Diner Boys


There’s a photograph of me at nineteen dressed as a diner waitress—acrylic nails, red pumps, apron tied around a red checkered dress. I’m standing in my college living room just before the school’s annual drag party, hands on hips, eyes pointed toward the ceiling, trying to channel Tom Waits’s femme fatale in “Invitation to the Blues.” I have a beehive wig and scarlet lips that make me look a little “like Rita Hayworth / At the counter of the Schwab’s drug store.” I hold a pad of order paper on which I’d scrawled, “Over medium or scrambled?” But while Tom Waits’s waitress poured coffee somewhere in the rural heartland, when my character spoke she brought every bit of the New York accent in me to the fore.


Tall with teased hair and a nasal cadence, Barb loved to chat with my bubbly Midwestern mother and update us on her teenage son. She wrote down my parents’ orders—maybe cottage cheese one Sunday, eggs Benedict another, orange juice or hot chocolate—her coral nails tapping against the order pad as she wrote. She never took mine, though, because I always ordered the same thing: eggs over medium, home fries, white toast. “Want your usual?” she’d ask, and I’d nod enthusiastically until, noticing a glance from my mother, I remembered to shyly mumble, “Yes, please.”

_DATASET ENTRIES_:

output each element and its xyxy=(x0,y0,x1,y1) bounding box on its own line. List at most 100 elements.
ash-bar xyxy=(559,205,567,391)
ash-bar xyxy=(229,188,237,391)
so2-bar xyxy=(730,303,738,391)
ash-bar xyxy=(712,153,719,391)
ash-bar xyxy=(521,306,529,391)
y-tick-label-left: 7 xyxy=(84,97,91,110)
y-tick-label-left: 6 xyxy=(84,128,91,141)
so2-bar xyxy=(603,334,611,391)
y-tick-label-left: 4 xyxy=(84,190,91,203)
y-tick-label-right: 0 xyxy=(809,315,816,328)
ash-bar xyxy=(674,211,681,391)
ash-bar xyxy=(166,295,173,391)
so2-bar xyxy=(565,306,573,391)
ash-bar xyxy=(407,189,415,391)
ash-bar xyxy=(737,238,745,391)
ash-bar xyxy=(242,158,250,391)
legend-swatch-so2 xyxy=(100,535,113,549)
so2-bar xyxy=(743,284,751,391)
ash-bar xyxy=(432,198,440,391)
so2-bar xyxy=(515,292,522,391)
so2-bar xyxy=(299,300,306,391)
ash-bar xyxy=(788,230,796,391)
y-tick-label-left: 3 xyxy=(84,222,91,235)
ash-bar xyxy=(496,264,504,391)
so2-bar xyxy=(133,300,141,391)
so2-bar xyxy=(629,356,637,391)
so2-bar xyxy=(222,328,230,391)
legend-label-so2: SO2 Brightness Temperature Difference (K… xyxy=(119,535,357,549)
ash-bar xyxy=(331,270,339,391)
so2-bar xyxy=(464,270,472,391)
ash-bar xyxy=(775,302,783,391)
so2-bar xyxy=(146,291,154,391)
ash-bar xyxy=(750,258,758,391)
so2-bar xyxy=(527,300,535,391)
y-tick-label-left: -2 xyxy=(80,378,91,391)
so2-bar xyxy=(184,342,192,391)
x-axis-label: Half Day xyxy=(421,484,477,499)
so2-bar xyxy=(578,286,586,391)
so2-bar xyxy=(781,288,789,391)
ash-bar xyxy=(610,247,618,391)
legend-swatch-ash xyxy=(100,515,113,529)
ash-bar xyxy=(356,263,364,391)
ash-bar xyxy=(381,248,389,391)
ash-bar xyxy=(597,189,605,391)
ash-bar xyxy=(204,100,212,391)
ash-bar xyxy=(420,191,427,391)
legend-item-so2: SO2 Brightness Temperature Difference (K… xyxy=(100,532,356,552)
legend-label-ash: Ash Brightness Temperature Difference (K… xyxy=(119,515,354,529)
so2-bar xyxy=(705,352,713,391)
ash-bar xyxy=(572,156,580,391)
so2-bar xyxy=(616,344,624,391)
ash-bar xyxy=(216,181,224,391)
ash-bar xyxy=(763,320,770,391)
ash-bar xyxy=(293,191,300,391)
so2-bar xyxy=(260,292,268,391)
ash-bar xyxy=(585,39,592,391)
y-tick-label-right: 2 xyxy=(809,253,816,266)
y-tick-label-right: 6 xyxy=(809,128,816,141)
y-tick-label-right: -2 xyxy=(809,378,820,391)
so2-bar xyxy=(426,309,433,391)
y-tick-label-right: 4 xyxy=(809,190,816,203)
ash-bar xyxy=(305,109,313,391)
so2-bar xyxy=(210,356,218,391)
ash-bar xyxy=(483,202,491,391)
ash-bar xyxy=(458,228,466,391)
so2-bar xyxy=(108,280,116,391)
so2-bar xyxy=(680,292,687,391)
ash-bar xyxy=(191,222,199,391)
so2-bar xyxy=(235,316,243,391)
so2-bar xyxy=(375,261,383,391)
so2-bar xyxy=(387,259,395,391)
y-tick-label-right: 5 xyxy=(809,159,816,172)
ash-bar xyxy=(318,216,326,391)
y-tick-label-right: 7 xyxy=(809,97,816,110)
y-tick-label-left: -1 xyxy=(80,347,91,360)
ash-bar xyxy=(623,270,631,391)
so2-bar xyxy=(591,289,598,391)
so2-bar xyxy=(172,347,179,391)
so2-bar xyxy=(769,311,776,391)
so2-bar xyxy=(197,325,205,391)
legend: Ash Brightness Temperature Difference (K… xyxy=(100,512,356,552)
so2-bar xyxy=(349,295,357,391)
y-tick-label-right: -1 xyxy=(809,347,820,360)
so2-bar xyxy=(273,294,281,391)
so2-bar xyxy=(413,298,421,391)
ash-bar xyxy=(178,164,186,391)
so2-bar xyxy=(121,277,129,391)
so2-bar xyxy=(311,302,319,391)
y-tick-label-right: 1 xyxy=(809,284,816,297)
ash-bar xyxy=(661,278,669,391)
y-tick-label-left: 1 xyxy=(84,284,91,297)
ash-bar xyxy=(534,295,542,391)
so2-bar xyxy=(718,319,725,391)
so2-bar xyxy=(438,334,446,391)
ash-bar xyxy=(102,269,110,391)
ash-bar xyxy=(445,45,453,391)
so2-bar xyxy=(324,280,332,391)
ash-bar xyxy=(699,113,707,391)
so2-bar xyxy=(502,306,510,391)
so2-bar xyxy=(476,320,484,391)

_TASK INSTRUCTIONS_:
1. Which foods and drinks does the Diner Boys essay say Barb wrote down when taking the narrator's parents' orders?
2. Can you write the next part of the Diner Boys essay, picking up right after the narrator's shy reply to Barb?

_RESPONSES IN ORDER_:
1.
- Cottage cheese
- Eggs Benedict
- Orange juice
- Hot chocolate

2.
I loved having a usual because it meant that Barb saw me, that in the short-order world of The Red Fox, I belonged. At school, kids taunted me, sneering, “Are you a lesbian?” It was the only pain-inflicting word they knew to describe a girl who refused to cultivate femininity, who was too opinionated, and who once asked her entire gym class to call her “Dean”—the masculine version of her given name—a request that was laughed at and ignored by everyone including the teacher. Even at Our Lady of Mt. Carmel I worried about my school bully sitting behind me, or staring at me from the pews as I lit candles and carried the Bible for the priest while trying not to trip on my altar server robes. When she was there, I counted down the minutes until Mass was over and tried to slip out of church as quickly as possible, pestering my parents to hurry up. Only when we walked through The Red Fox’s double doors was I at ease.

After our orders were in, I walked along the diner’s Formica counter and imagined sitting there, sipping the coffee I was not yet allowed to drink. It wafted out of cups and off the stained counter; it smelled good, like acrid earth and boyhood. I imagined I was Danny Zuko in Grease, or Robin Hood in the animated film my elementary school showed whenever recess rained out. A tough kid sidling up to the counter and ordering a cup of joe. Someday, I thought, reaching the end of the bar and pushing open the porthole doors that separated the dining room from the restrooms. I selected: Ladies.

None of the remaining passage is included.